──────── Material to process

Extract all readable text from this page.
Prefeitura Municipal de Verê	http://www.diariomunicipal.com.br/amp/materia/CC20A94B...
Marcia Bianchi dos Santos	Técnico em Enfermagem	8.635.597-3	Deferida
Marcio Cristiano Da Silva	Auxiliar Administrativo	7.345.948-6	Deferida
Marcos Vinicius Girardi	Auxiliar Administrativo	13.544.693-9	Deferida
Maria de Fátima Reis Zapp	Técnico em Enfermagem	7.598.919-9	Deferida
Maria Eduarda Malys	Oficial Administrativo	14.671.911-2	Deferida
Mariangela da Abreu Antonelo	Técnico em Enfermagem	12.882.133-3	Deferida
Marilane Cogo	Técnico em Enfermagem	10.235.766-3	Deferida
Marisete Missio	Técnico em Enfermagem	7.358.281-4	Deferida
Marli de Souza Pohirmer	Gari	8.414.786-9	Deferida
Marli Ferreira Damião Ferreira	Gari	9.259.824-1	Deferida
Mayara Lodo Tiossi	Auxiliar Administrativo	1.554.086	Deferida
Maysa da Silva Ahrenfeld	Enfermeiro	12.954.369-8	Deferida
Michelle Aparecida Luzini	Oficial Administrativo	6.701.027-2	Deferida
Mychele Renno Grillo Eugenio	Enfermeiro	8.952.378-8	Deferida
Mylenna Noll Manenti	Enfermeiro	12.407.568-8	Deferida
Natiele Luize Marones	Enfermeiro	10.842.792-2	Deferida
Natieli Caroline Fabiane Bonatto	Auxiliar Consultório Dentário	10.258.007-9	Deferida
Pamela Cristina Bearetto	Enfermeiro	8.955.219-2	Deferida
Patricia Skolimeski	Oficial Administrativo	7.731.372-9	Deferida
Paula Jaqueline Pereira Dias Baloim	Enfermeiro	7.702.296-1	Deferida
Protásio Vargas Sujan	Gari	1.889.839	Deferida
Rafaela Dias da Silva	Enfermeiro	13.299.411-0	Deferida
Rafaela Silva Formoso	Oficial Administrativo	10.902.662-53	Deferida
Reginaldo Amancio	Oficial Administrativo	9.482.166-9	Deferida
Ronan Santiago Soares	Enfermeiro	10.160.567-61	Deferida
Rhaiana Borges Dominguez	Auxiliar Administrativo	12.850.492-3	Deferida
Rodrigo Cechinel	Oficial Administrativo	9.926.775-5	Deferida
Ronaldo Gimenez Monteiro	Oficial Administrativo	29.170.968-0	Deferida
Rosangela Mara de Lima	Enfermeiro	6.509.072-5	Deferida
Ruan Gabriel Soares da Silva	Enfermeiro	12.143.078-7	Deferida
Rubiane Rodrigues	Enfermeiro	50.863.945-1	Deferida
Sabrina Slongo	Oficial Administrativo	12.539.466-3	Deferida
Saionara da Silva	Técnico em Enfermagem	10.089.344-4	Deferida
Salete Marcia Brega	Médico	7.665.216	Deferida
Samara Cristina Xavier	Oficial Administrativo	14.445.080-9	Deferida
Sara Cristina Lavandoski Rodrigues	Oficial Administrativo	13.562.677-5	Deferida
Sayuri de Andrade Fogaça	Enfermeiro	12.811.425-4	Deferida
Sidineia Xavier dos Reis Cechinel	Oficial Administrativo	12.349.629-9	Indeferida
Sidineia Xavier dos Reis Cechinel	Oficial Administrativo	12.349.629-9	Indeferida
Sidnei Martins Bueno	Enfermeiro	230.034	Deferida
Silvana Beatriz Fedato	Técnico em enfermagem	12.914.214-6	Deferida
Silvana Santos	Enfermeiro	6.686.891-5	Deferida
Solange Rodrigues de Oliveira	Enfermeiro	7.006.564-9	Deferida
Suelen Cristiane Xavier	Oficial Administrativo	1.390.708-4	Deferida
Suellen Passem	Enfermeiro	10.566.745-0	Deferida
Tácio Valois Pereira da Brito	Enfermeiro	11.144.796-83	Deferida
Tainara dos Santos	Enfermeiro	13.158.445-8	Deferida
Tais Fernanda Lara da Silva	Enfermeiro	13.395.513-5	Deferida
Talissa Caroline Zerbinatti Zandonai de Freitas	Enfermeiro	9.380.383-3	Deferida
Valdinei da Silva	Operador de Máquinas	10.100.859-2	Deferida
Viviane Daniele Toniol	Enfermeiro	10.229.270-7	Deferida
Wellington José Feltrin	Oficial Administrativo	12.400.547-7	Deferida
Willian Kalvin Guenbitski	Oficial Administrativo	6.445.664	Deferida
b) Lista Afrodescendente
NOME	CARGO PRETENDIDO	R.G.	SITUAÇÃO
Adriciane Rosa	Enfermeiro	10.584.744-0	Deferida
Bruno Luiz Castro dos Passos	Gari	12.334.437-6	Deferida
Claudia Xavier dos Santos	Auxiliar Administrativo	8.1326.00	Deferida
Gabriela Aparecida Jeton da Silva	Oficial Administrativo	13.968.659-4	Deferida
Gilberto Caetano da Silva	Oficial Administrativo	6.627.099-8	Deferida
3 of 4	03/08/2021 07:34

────────────────

**The problem:**
Using the data above, output each line exactly.

**Written solution:**
Extract all readable text from this page.
Prefeitura Municipal de Verê	http://www.diariomunicipal.com.br/amp/materia/CC20A94B...
Marcia Bianchi dos Santos	Técnico em Enfermagem	8.635.597-3	Deferida
Marcio Cristiano Da Silva	Auxiliar Administrativo	7.345.948-6	Deferida
Marcos Vinicius Girardi	Auxiliar Administrativo	13.544.693-9	Deferida
Maria de Fátima Reis Zapp	Técnico em Enfermagem	7.598.919-9	Deferida
Maria Eduarda Malys	Oficial Administrativo	14.671.911-2	Deferida
Mariangela da Abreu Antonelo	Técnico em Enfermagem	12.882.133-3	Deferida
Marilane Cogo	Técnico em Enfermagem	10.235.766-3	Deferida
Marisete Missio	Técnico em Enfermagem	7.358.281-4	Deferida
Marli de Souza Pohirmer	Gari	8.414.786-9	Deferida
Marli Ferreira Damião Ferreira	Gari	9.259.824-1	Deferida
Mayara Lodo Tiossi	Auxiliar Administrativo	1.554.086	Deferida
Maysa da Silva Ahrenfeld	Enfermeiro	12.954.369-8	Deferida
Michelle Aparecida Luzini	Oficial Administrativo	6.701.027-2	Deferida
Mychele Renno Grillo Eugenio	Enfermeiro	8.952.378-8	Deferida
Mylenna Noll Manenti	Enfermeiro	12.407.568-8	Deferida
Natiele Luize Marones	Enfermeiro	10.842.792-2	Deferida
Natieli Caroline Fabiane Bonatto	Auxiliar Consultório Dentário	10.258.007-9	Deferida
Pamela Cristina Bearetto	Enfermeiro	8.955.219-2	Deferida
Patricia Skolimeski	Oficial Administrativo	7.731.372-9	Deferida
Paula Jaqueline Pereira Dias Baloim	Enfermeiro	7.702.296-1	Deferida
Protásio Vargas Sujan	Gari	1.889.839	Deferida
Rafaela Dias da Silva	Enfermeiro	13.299.411-0	Deferida
Rafaela Silva Formoso	Oficial Administrativo	10.902.662-53	Deferida
Reginaldo Amancio	Oficial Administrativo	9.482.166-9	Deferida
Ronan Santiago Soares	Enfermeiro	10.160.567-61	Deferida
Rhaiana Borges Dominguez	Auxiliar Administrativo	12.850.492-3	Deferida
Rodrigo Cechinel	Oficial Administrativo	9.926.775-5	Deferida
Ronaldo Gimenez Monteiro	Oficial Administrativo	29.170.968-0	Deferida
Rosangela Mara de Lima	Enfermeiro	6.509.072-5	Deferida
Ruan Gabriel Soares da Silva	Enfermeiro	12.143.078-7	Deferida
Rubiane Rodrigues	Enfermeiro	50.863.945-1	Deferida
Sabrina Slongo	Oficial Administrativo	12.539.466-3	Deferida
Saionara da Silva	Técnico em Enfermagem	10.089.344-4	Deferida
Salete Marcia Brega	Médico	7.665.216	Deferida
Samara Cristina Xavier	Oficial Administrativo	14.445.080-9	Deferida
Sara Cristina Lavandoski Rodrigues	Oficial Administrativo	13.562.677-5	Deferida
Sayuri de Andrade Fogaça	Enfermeiro	12.811.425-4	Deferida
Sidineia Xavier dos Reis Cechinel	Oficial Administrativo	12.349.629-9	Indeferida
Sidineia Xavier dos Reis Cechinel	Oficial Administrativo	12.349.629-9	Indeferida
Sidnei Martins Bueno	Enfermeiro	230.034	Deferida
Silvana Beatriz Fedato	Técnico em enfermagem	12.914.214-6	Deferida
Silvana Santos	Enfermeiro	6.686.891-5	Deferida
Solange Rodrigues de Oliveira	Enfermeiro	7.006.564-9	Deferida
Suelen Cristiane Xavier	Oficial Administrativo	1.390.708-4	Deferida
Suellen Passem	Enfermeiro	10.566.745-0	Deferida
Tácio Valois Pereira da Brito	Enfermeiro	11.144.796-83	Deferida
Tainara dos Santos	Enfermeiro	13.158.445-8	Deferida
Tais Fernanda Lara da Silva	Enfermeiro	13.395.513-5	Deferida
Talissa Caroline Zerbinatti Zandonai de Freitas	Enfermeiro	9.380.383-3	Deferida
Valdinei da Silva	Operador de Máquinas	10.100.859-2	Deferida
Viviane Daniele Toniol	Enfermeiro	10.229.270-7	Deferida
Wellington José Feltrin	Oficial Administrativo	12.400.547-7	Deferida
Willian Kalvin Guenbitski	Oficial Administrativo	6.445.664	Deferida
b) Lista Afrodescendente
NOME	CARGO PRETENDIDO	R.G.	SITUAÇÃO
Adriciane Rosa	Enfermeiro	10.584.744-0	Deferida
Bruno Luiz Castro dos Passos	Gari	12.334.437-6	Deferida
Claudia Xavier dos Santos	Auxiliar Administrativo	8.1326.00	Deferida
Gabriela Aparecida Jeton da Silva	Oficial Administrativo	13.968.659-4	Deferida
Gilberto Caetano da Silva	Oficial Administrativo	6.627.099-8	Deferida
3 of 4	03/08/2021 07:34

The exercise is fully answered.